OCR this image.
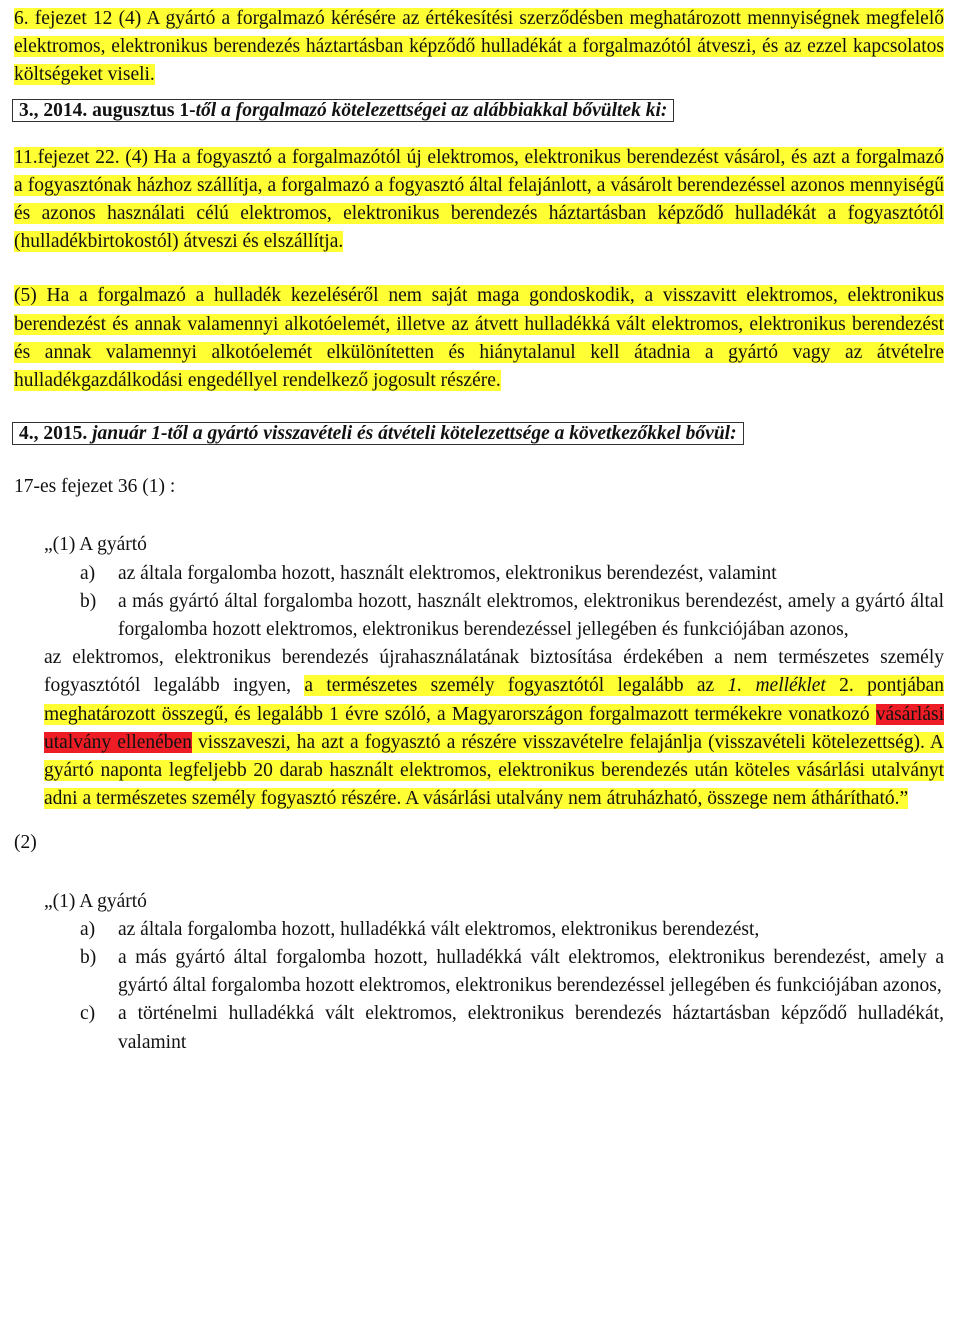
6. fejezet 12 (4) A gyártó a forgalmazó kérésére az értékesítési szerződésben meghatározott mennyiségnek megfelelő elektromos, elektronikus berendezés háztartásban képződő hulladékát a forgalmazótól átveszi, és az ezzel kapcsolatos költségeket viseli.

3., 2014. augusztus 1-től a forgalmazó kötelezettségei az alábbiakkal bővültek ki:

11.fejezet 22. (4) Ha a fogyasztó a forgalmazótól új elektromos, elektronikus berendezést vásárol, és azt a forgalmazó a fogyasztónak házhoz szállítja, a forgalmazó a fogyasztó által felajánlott, a vásárolt berendezéssel azonos mennyiségű és azonos használati célú elektromos, elektronikus berendezés háztartásban képződő hulladékát a fogyasztótól (hulladékbirtokostól) átveszi és elszállítja.

(5) Ha a forgalmazó a hulladék kezeléséről nem saját maga gondoskodik, a visszavitt elektromos, elektronikus berendezést és annak valamennyi alkotóelemét, illetve az átvett hulladékká vált elektromos, elektronikus berendezést és annak valamennyi alkotóelemét elkülönítetten és hiánytalanul kell átadnia a gyártó vagy az átvételre hulladékgazdálkodási engedéllyel rendelkező jogosult részére.

4., 2015. január 1-től a gyártó visszavételi és átvételi kötelezettsége a következőkkel bővül:

17-es fejezet 36 (1) :

„(1) A gyártó

a)	az általa forgalomba hozott, használt elektromos, elektronikus berendezést, valamint
b)	a más gyártó által forgalomba hozott, használt elektromos, elektronikus berendezést, amely a gyártó által forgalomba hozott elektromos, elektronikus berendezéssel jellegében és funkciójában azonos,

az elektromos, elektronikus berendezés újrahasználatának biztosítása érdekében a nem természetes személy fogyasztótól legalább ingyen, a természetes személy fogyasztótól legalább az 1. melléklet 2. pontjában meghatározott összegű, és legalább 1 évre szóló, a Magyarországon forgalmazott termékekre vonatkozó vásárlási utalvány ellenében visszaveszi, ha azt a fogyasztó a részére visszavételre felajánlja (visszavételi kötelezettség). A gyártó naponta legfeljebb 20 darab használt elektromos, elektronikus berendezés után köteles vásárlási utalványt adni a természetes személy fogyasztó részére. A vásárlási utalvány nem átruházható, összege nem áthárítható.”

(2)

„(1) A gyártó

a)	az általa forgalomba hozott, hulladékká vált elektromos, elektronikus berendezést,
b)	a más gyártó által forgalomba hozott, hulladékká vált elektromos, elektronikus berendezést, amely a gyártó által forgalomba hozott elektromos, elektronikus berendezéssel jellegében és funkciójában azonos,
c)	a történelmi hulladékká vált elektromos, elektronikus berendezés háztartásban képződő hulladékát, valamint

· · · · · · ·

Aim: Count how many lines hold the string "fogyasztótól" and give that number alone.

Answer to this problem: 2